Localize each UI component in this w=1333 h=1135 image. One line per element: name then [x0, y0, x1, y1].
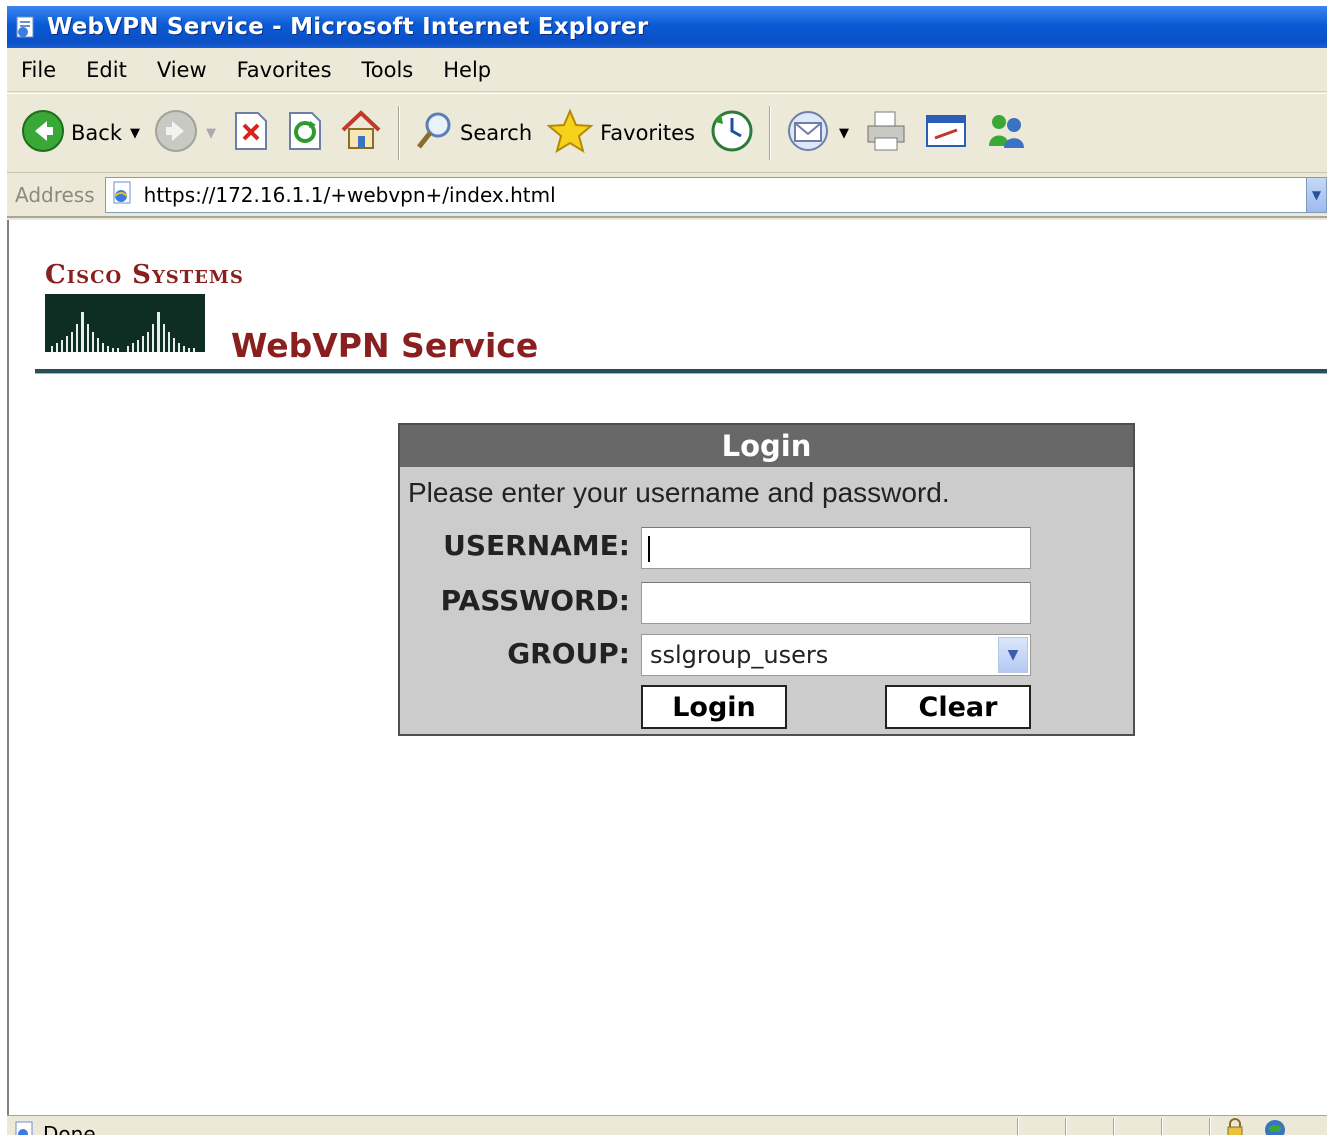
stop-button[interactable]	[230, 105, 270, 161]
forward-button[interactable]: ▼	[154, 105, 216, 161]
page-heading: WebVPN Service	[231, 326, 539, 365]
search-icon	[414, 109, 454, 157]
password-label: PASSWORD:	[440, 584, 630, 617]
page-content: Cisco Systems WebVPN Service Login Pleas…	[7, 220, 1327, 1115]
status-text: Done	[43, 1122, 96, 1135]
toolbar-separator	[397, 106, 400, 160]
chevron-down-icon[interactable]: ▼	[998, 637, 1028, 673]
username-label: USERNAME:	[443, 529, 630, 562]
favorites-button[interactable]: Favorites	[546, 105, 695, 161]
status-separator	[1161, 1118, 1163, 1135]
menu-bar: File Edit View Favorites Tools Help	[7, 48, 1327, 92]
history-button[interactable]	[709, 105, 755, 161]
login-instructions: Please enter your username and password.	[408, 477, 950, 508]
back-button[interactable]: Back ▼	[21, 105, 140, 161]
browser-window: WebVPN Service - Microsoft Internet Expl…	[7, 6, 1327, 1135]
forward-dropdown-icon[interactable]: ▼	[206, 126, 216, 141]
home-button[interactable]	[338, 105, 384, 161]
menu-file[interactable]: File	[21, 58, 56, 82]
refresh-button[interactable]	[284, 105, 324, 161]
forward-arrow-icon	[154, 109, 198, 157]
back-label: Back	[71, 121, 122, 145]
stop-icon	[230, 109, 270, 157]
back-dropdown-icon[interactable]: ▼	[130, 126, 140, 141]
menu-favorites[interactable]: Favorites	[237, 58, 332, 82]
title-bar: WebVPN Service - Microsoft Internet Expl…	[7, 6, 1327, 48]
ie-page-icon	[13, 14, 39, 40]
group-select[interactable]: sslgroup_users ▼	[641, 634, 1031, 676]
cisco-logo-text: Cisco Systems	[45, 260, 244, 290]
window-title: WebVPN Service - Microsoft Internet Expl…	[47, 14, 649, 40]
search-button[interactable]: Search	[414, 105, 532, 161]
status-page-icon	[13, 1120, 37, 1135]
back-arrow-icon	[21, 109, 65, 157]
page-icon	[110, 180, 136, 210]
internet-zone-icon	[1263, 1118, 1287, 1135]
password-field[interactable]	[641, 582, 1031, 624]
cisco-bridge-graphic	[45, 294, 205, 352]
printer-icon	[863, 108, 909, 158]
messenger-icon	[983, 108, 1029, 158]
login-button[interactable]: Login	[641, 685, 787, 729]
address-url: https://172.16.1.1/+webvpn+/index.html	[143, 183, 556, 207]
menu-help[interactable]: Help	[443, 58, 491, 82]
toolbar: Back ▼ ▼ Search Favorites ▼	[7, 93, 1327, 173]
lock-icon	[1225, 1118, 1245, 1135]
toolbar-separator	[769, 106, 771, 160]
status-separator	[1113, 1118, 1115, 1135]
status-separator	[1209, 1118, 1211, 1135]
favorites-star-icon	[546, 108, 594, 158]
clear-button[interactable]: Clear	[885, 685, 1031, 729]
menu-tools[interactable]: Tools	[362, 58, 414, 82]
menu-view[interactable]: View	[157, 58, 207, 82]
login-title: Login	[400, 425, 1133, 467]
menu-edit[interactable]: Edit	[86, 58, 127, 82]
home-icon	[338, 108, 384, 158]
group-label: GROUP:	[507, 637, 630, 670]
refresh-icon	[284, 109, 324, 157]
status-bar: Done	[7, 1115, 1327, 1135]
print-button[interactable]	[863, 105, 909, 161]
address-label: Address	[15, 183, 95, 207]
address-input[interactable]: https://172.16.1.1/+webvpn+/index.html ▼	[104, 177, 1327, 213]
cisco-logo: Cisco Systems	[45, 260, 244, 352]
mail-icon	[785, 108, 831, 158]
group-selected-value: sslgroup_users	[650, 641, 829, 669]
username-field[interactable]	[641, 527, 1031, 569]
mail-dropdown-icon[interactable]: ▼	[839, 126, 849, 141]
login-panel: Login Please enter your username and pas…	[398, 423, 1135, 736]
status-separator	[1065, 1118, 1067, 1135]
edit-button[interactable]	[923, 105, 969, 161]
status-separator	[1017, 1118, 1019, 1135]
mail-button[interactable]: ▼	[785, 105, 849, 161]
address-dropdown-icon[interactable]: ▼	[1306, 178, 1326, 212]
edit-page-icon	[923, 108, 969, 158]
messenger-button[interactable]	[983, 105, 1029, 161]
search-label: Search	[459, 121, 533, 145]
address-bar: Address https://172.16.1.1/+webvpn+/inde…	[7, 174, 1327, 218]
header-divider	[35, 369, 1327, 374]
favorites-label: Favorites	[600, 121, 695, 145]
history-icon	[709, 108, 755, 158]
text-caret	[648, 536, 650, 562]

————

> Stated exercise
Reproduce all of the data above line for line, with no changes, and leave the pictures out of your copy.

> Written answer
Localize each UI component in this w=1333 h=1135 image. One line per element: name then [x0, y0, x1, y1].
stop-button[interactable]	[230, 105, 270, 161]
forward-button[interactable]: ▼	[154, 105, 216, 161]
page-heading: WebVPN Service	[231, 326, 539, 365]
search-icon	[414, 109, 454, 157]
password-label: PASSWORD:	[440, 584, 630, 617]
page-content: Cisco Systems WebVPN Service Login Pleas…	[7, 220, 1327, 1115]
status-text: Done	[43, 1122, 96, 1135]
toolbar-separator	[397, 106, 400, 160]
chevron-down-icon[interactable]: ▼	[998, 637, 1028, 673]
username-label: USERNAME:	[443, 529, 630, 562]
favorites-button[interactable]: Favorites	[546, 105, 695, 161]
status-separator	[1161, 1118, 1163, 1135]
menu-bar: File Edit View Favorites Tools Help	[7, 48, 1327, 92]
history-button[interactable]	[709, 105, 755, 161]
login-instructions: Please enter your username and password.	[408, 477, 950, 508]
back-button[interactable]: Back ▼	[21, 105, 140, 161]
browser-window: WebVPN Service - Microsoft Internet Expl…	[7, 6, 1327, 1135]
forward-dropdown-icon[interactable]: ▼	[206, 126, 216, 141]
home-button[interactable]	[338, 105, 384, 161]
menu-file[interactable]: File	[21, 58, 56, 82]
refresh-button[interactable]	[284, 105, 324, 161]
forward-arrow-icon	[154, 109, 198, 157]
back-label: Back	[71, 121, 122, 145]
stop-icon	[230, 109, 270, 157]
back-dropdown-icon[interactable]: ▼	[130, 126, 140, 141]
menu-favorites[interactable]: Favorites	[237, 58, 332, 82]
title-bar: WebVPN Service - Microsoft Internet Expl…	[7, 6, 1327, 48]
ie-page-icon	[13, 14, 39, 40]
group-select[interactable]: sslgroup_users ▼	[641, 634, 1031, 676]
cisco-logo-text: Cisco Systems	[45, 260, 244, 290]
window-title: WebVPN Service - Microsoft Internet Expl…	[47, 14, 649, 40]
search-button[interactable]: Search	[414, 105, 532, 161]
status-page-icon	[13, 1120, 37, 1135]
back-arrow-icon	[21, 109, 65, 157]
page-icon	[110, 180, 136, 210]
internet-zone-icon	[1263, 1118, 1287, 1135]
password-field[interactable]	[641, 582, 1031, 624]
cisco-bridge-graphic	[45, 294, 205, 352]
printer-icon	[863, 108, 909, 158]
messenger-icon	[983, 108, 1029, 158]
login-button[interactable]: Login	[641, 685, 787, 729]
address-url: https://172.16.1.1/+webvpn+/index.html	[143, 183, 556, 207]
menu-help[interactable]: Help	[443, 58, 491, 82]
toolbar: Back ▼ ▼ Search Favorites ▼	[7, 93, 1327, 173]
lock-icon	[1225, 1118, 1245, 1135]
toolbar-separator	[769, 106, 771, 160]
status-separator	[1113, 1118, 1115, 1135]
status-separator	[1209, 1118, 1211, 1135]
favorites-star-icon	[546, 108, 594, 158]
clear-button[interactable]: Clear	[885, 685, 1031, 729]
menu-tools[interactable]: Tools	[362, 58, 414, 82]
menu-view[interactable]: View	[157, 58, 207, 82]
login-title: Login	[400, 425, 1133, 467]
menu-edit[interactable]: Edit	[86, 58, 127, 82]
home-icon	[338, 108, 384, 158]
group-label: GROUP:	[507, 637, 630, 670]
refresh-icon	[284, 109, 324, 157]
status-bar: Done	[7, 1115, 1327, 1135]
print-button[interactable]	[863, 105, 909, 161]
address-label: Address	[15, 183, 95, 207]
address-input[interactable]: https://172.16.1.1/+webvpn+/index.html ▼	[104, 177, 1327, 213]
cisco-logo: Cisco Systems	[45, 260, 244, 352]
mail-icon	[785, 108, 831, 158]
group-selected-value: sslgroup_users	[650, 641, 829, 669]
username-field[interactable]	[641, 527, 1031, 569]
mail-dropdown-icon[interactable]: ▼	[839, 126, 849, 141]
login-panel: Login Please enter your username and pas…	[398, 423, 1135, 736]
status-separator	[1065, 1118, 1067, 1135]
edit-button[interactable]	[923, 105, 969, 161]
status-separator	[1017, 1118, 1019, 1135]
mail-button[interactable]: ▼	[785, 105, 849, 161]
address-dropdown-icon[interactable]: ▼	[1306, 178, 1326, 212]
edit-page-icon	[923, 108, 969, 158]
messenger-button[interactable]	[983, 105, 1029, 161]
search-label: Search	[459, 121, 533, 145]
address-bar: Address https://172.16.1.1/+webvpn+/inde…	[7, 174, 1327, 218]
header-divider	[35, 369, 1327, 374]
favorites-label: Favorites	[600, 121, 695, 145]
history-icon	[709, 108, 755, 158]
text-caret	[648, 536, 650, 562]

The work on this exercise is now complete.